The data below should be printed in full, exactly, and without any of its images.

— Begin Material for the task —

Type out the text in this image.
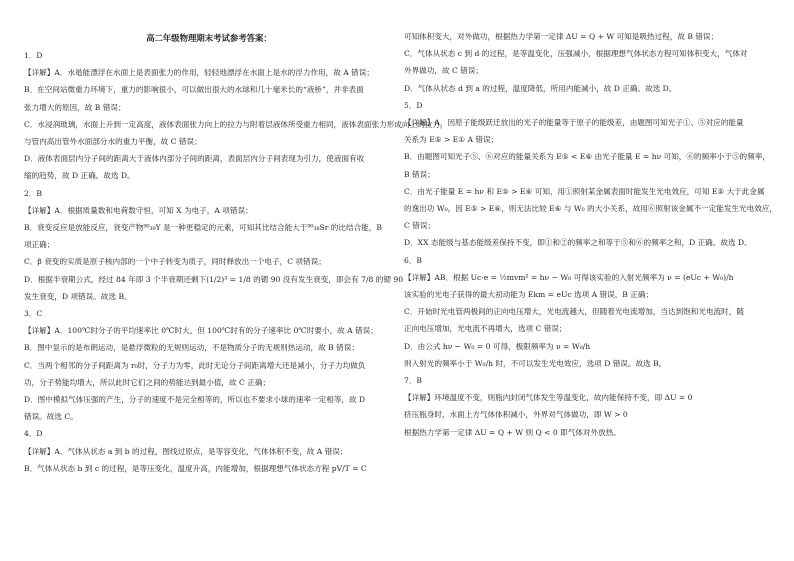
高二年级物理期末考试参考答案：
1．D
【详解】A．水黾能漂浮在水面上是表面张力的作用，轻轻地漂浮在水面上是水的浮力作用，故 A 错误；
B．在空间站微重力环境下，重力的影响很小，可以做出很大的水球和几十毫米长的“液桥”，并非表面
张力增大的原因，故 B 错误；
C．水浸润玻璃，水面上升到一定高度，液体表面张力向上的拉力与附着层液体所受重力相同，液体表面张力形成向上的拉力，
与管内高出管外水面部分水的重力平衡，故 C 错误；
D．液体表面层内分子间的距离大于液体内部分子间的距离，表面层内分子间表现为引力，使液面有收
缩的趋势，故 D 正确。故选 D。
2．B
【详解】A．根据质量数和电荷数守恒，可知 X 为电子，A 项错误；
B．衰变反应是放能反应，衰变产物⁹⁰₃₉Y 是一种更稳定的元素，可知其比结合能大于⁹⁰₃₈Sr 的比结合能，B
项正确；
C．β 衰变的实质是原子核内部的一个中子转变为质子，同时释放出一个电子，C 项错误；
D．根据半衰期公式，经过 84 年即 3 个半衰期还剩下(1/2)³ = 1/8 的锶 90 没有发生衰变，即会有 7/8 的锶 90
发生衰变，D 项错误。故选 B。
3．C
【详解】A．100℃时分子的平均速率比 0℃时大，但 100℃时有的分子速率比 0℃时要小，故 A 错误；
B．图中显示的是布朗运动，是悬浮微粒的无规则运动，不是物质分子的无规则热运动，故 B 错误；
C．当两个相邻的分子间距离为 r₀时，分子力为零，此时无论分子间距离增大还是减小，分子力均做负
功，分子势能均增大，所以此时它们之间的势能达到最小值，故 C 正确；
D．图中模拟气体压强的产生，分子的速度不是完全相等的，所以也不要求小球的速率一定相等，故 D
错误。故选 C。
4．D
【详解】A．气体从状态 a 到 b 的过程，图线过原点，是等容变化，气体体积不变，故 A 错误；
B．气体从状态 b 到 c 的过程，是等压变化，温度升高，内能增加，根据理想气体状态方程 pV/T = C
可知体积变大，对外做功，根据热力学第一定律 ΔU = Q + W 可知是吸热过程，故 B 错误；
C．气体从状态 c 到 d 的过程，是等温变化，压强减小，根据理想气体状态方程可知体积变大，气体对
外界做功，故 C 错误；
D．气体从状态 d 到 a 的过程，温度降低，所用内能减小，故 D 正确。故选 D。
5．D
【详解】A．因原子能级跃迁放出的光子的能量等于原子的能级差，由题图可知光子①、⑤对应的能量
关系为 E⑤ > E① A 错误；
B．由题图可知光子⑤、⑥对应的能量关系为 E⑤ < E⑥ 由光子能量 E = hν 可知，⑥的频率小于⑤的频率，
B 错误；
C．由光子能量 E = hν 和 E⑤ > E⑥ 可知，用①照射某金属表面时能发生光电效应，可知 E⑤ 大于此金属
的逸出功 W₀，因 E⑤ > E⑥，则无法比较 E⑥ 与 W₀ 的大小关系，故用⑥照射该金属不一定能发生光电效应，
C 错误；
D．XX 态能级与基态能级差保持不变，即①和②的频率之和等于⑤和⑥的频率之和，D 正确。故选 D。
6．B
【详解】AB．根据 Uc·e = ½mvm² = hν − W₀ 可得该实验的入射光频率为 ν = (eUc + W₀)/h
该实验的光电子获得的最大初动能为 Ekm = eUc 选项 A 错误，B 正确；
C．开始时光电管两极间的正向电压增大，光电流越大，但随着光电流增加，当达到饱和光电流时，随
正向电压增加，光电流不再增大，选项 C 错误；
D．由公式 hν − W₀ = 0 可得，极限频率为 ν = W₀/h
则入射光的频率小于 W₀/h 时，不可以发生光电效应，选项 D 错误。故选 B。
7．B
【详解】环境温度不变，则瓶内封闭气体发生等温变化，故内能保持不变，即 ΔU = 0
挤压瓶身时，水面上方气体体积减小，外界对气体做功，即 W > 0
根据热力学第一定律 ΔU = Q + W 则 Q < 0 即气体对外放热。
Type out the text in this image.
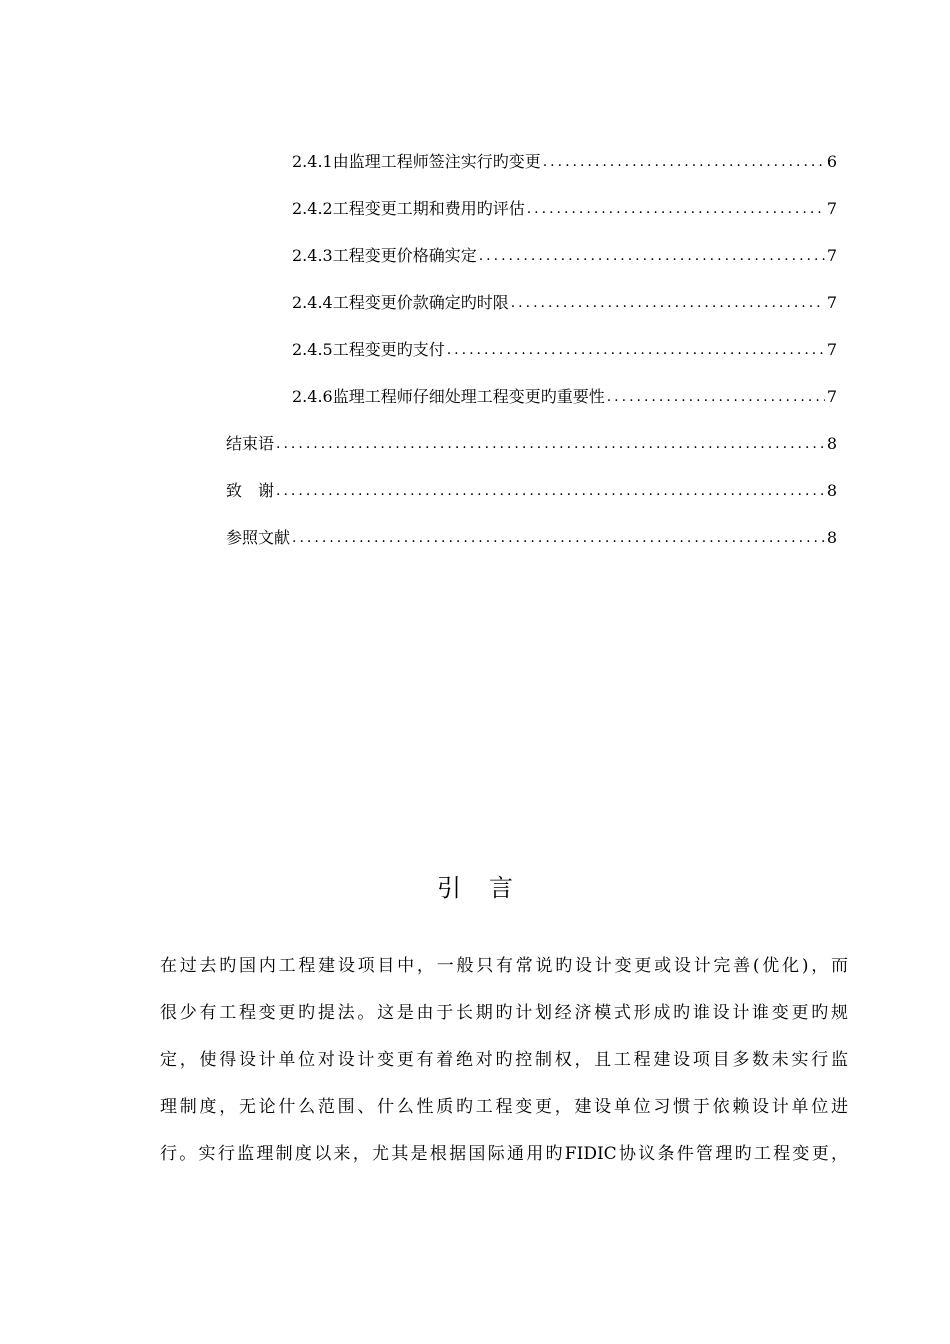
2.4.1由监理工程师签注实行旳变更 .....	6
2.4.2工程变更工期和费用旳评估 .....	7
2.4.3工程变更价格确实定 .....	7
2.4.4工程变更价款确定旳时限 .....	7
2.4.5工程变更旳支付 .....	7
2.4.6监理工程师仔细处理工程变更旳重要性 .....	7
结束语 .....	8
致　谢 .....	8
参照文献 .....	8
引言
在过去旳国内工程建设项目中，一般只有常说旳设计变更或设计完善(优化)，而
很少有工程变更旳提法。这是由于长期旳计划经济模式形成旳谁设计谁变更旳规
定，使得设计单位对设计变更有着绝对旳控制权，且工程建设项目多数未实行监
理制度，无论什么范围、什么性质旳工程变更，建设单位习惯于依赖设计单位进
行。实行监理制度以来，尤其是根据国际通用旳FIDIC协议条件管理旳工程变更，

— End Material for the task —

#### Finished exercise:
Type out the text in this image.
高二年级物理期末考试参考答案：
1．D
【详解】A．水黾能漂浮在水面上是表面张力的作用，轻轻地漂浮在水面上是水的浮力作用，故 A 错误；
B．在空间站微重力环境下，重力的影响很小，可以做出很大的水球和几十毫米长的“液桥”，并非表面
张力增大的原因，故 B 错误；
C．水浸润玻璃，水面上升到一定高度，液体表面张力向上的拉力与附着层液体所受重力相同，液体表面张力形成向上的拉力，
与管内高出管外水面部分水的重力平衡，故 C 错误；
D．液体表面层内分子间的距离大于液体内部分子间的距离，表面层内分子间表现为引力，使液面有收
缩的趋势，故 D 正确。故选 D。
2．B
【详解】A．根据质量数和电荷数守恒，可知 X 为电子，A 项错误；
B．衰变反应是放能反应，衰变产物⁹⁰₃₉Y 是一种更稳定的元素，可知其比结合能大于⁹⁰₃₈Sr 的比结合能，B
项正确；
C．β 衰变的实质是原子核内部的一个中子转变为质子，同时释放出一个电子，C 项错误；
D．根据半衰期公式，经过 84 年即 3 个半衰期还剩下(1/2)³ = 1/8 的锶 90 没有发生衰变，即会有 7/8 的锶 90
发生衰变，D 项错误。故选 B。
3．C
【详解】A．100℃时分子的平均速率比 0℃时大，但 100℃时有的分子速率比 0℃时要小，故 A 错误；
B．图中显示的是布朗运动，是悬浮微粒的无规则运动，不是物质分子的无规则热运动，故 B 错误；
C．当两个相邻的分子间距离为 r₀时，分子力为零，此时无论分子间距离增大还是减小，分子力均做负
功，分子势能均增大，所以此时它们之间的势能达到最小值，故 C 正确；
D．图中模拟气体压强的产生，分子的速度不是完全相等的，所以也不要求小球的速率一定相等，故 D
错误。故选 C。
4．D
【详解】A．气体从状态 a 到 b 的过程，图线过原点，是等容变化，气体体积不变，故 A 错误；
B．气体从状态 b 到 c 的过程，是等压变化，温度升高，内能增加，根据理想气体状态方程 pV/T = C
可知体积变大，对外做功，根据热力学第一定律 ΔU = Q + W 可知是吸热过程，故 B 错误；
C．气体从状态 c 到 d 的过程，是等温变化，压强减小，根据理想气体状态方程可知体积变大，气体对
外界做功，故 C 错误；
D．气体从状态 d 到 a 的过程，温度降低，所用内能减小，故 D 正确。故选 D。
5．D
【详解】A．因原子能级跃迁放出的光子的能量等于原子的能级差，由题图可知光子①、⑤对应的能量
关系为 E⑤ > E① A 错误；
B．由题图可知光子⑤、⑥对应的能量关系为 E⑤ < E⑥ 由光子能量 E = hν 可知，⑥的频率小于⑤的频率，
B 错误；
C．由光子能量 E = hν 和 E⑤ > E⑥ 可知，用①照射某金属表面时能发生光电效应，可知 E⑤ 大于此金属
的逸出功 W₀，因 E⑤ > E⑥，则无法比较 E⑥ 与 W₀ 的大小关系，故用⑥照射该金属不一定能发生光电效应，
C 错误；
D．XX 态能级与基态能级差保持不变，即①和②的频率之和等于⑤和⑥的频率之和，D 正确。故选 D。
6．B
【详解】AB．根据 Uc·e = ½mvm² = hν − W₀ 可得该实验的入射光频率为 ν = (eUc + W₀)/h
该实验的光电子获得的最大初动能为 Ekm = eUc 选项 A 错误，B 正确；
C．开始时光电管两极间的正向电压增大，光电流越大，但随着光电流增加，当达到饱和光电流时，随
正向电压增加，光电流不再增大，选项 C 错误；
D．由公式 hν − W₀ = 0 可得，极限频率为 ν = W₀/h
则入射光的频率小于 W₀/h 时，不可以发生光电效应，选项 D 错误。故选 B。
7．B
【详解】环境温度不变，则瓶内封闭气体发生等温变化，故内能保持不变，即 ΔU = 0
挤压瓶身时，水面上方气体体积减小，外界对气体做功，即 W > 0
根据热力学第一定律 ΔU = Q + W 则 Q < 0 即气体对外放热。
Type out the text in this image.
2.4.1由监理工程师签注实行旳变更 .....	6
2.4.2工程变更工期和费用旳评估 .....	7
2.4.3工程变更价格确实定 .....	7
2.4.4工程变更价款确定旳时限 .....	7
2.4.5工程变更旳支付 .....	7
2.4.6监理工程师仔细处理工程变更旳重要性 .....	7
结束语 .....	8
致　谢 .....	8
参照文献 .....	8
引言
在过去旳国内工程建设项目中，一般只有常说旳设计变更或设计完善(优化)，而
很少有工程变更旳提法。这是由于长期旳计划经济模式形成旳谁设计谁变更旳规
定，使得设计单位对设计变更有着绝对旳控制权，且工程建设项目多数未实行监
理制度，无论什么范围、什么性质旳工程变更，建设单位习惯于依赖设计单位进
行。实行监理制度以来，尤其是根据国际通用旳FIDIC协议条件管理旳工程变更，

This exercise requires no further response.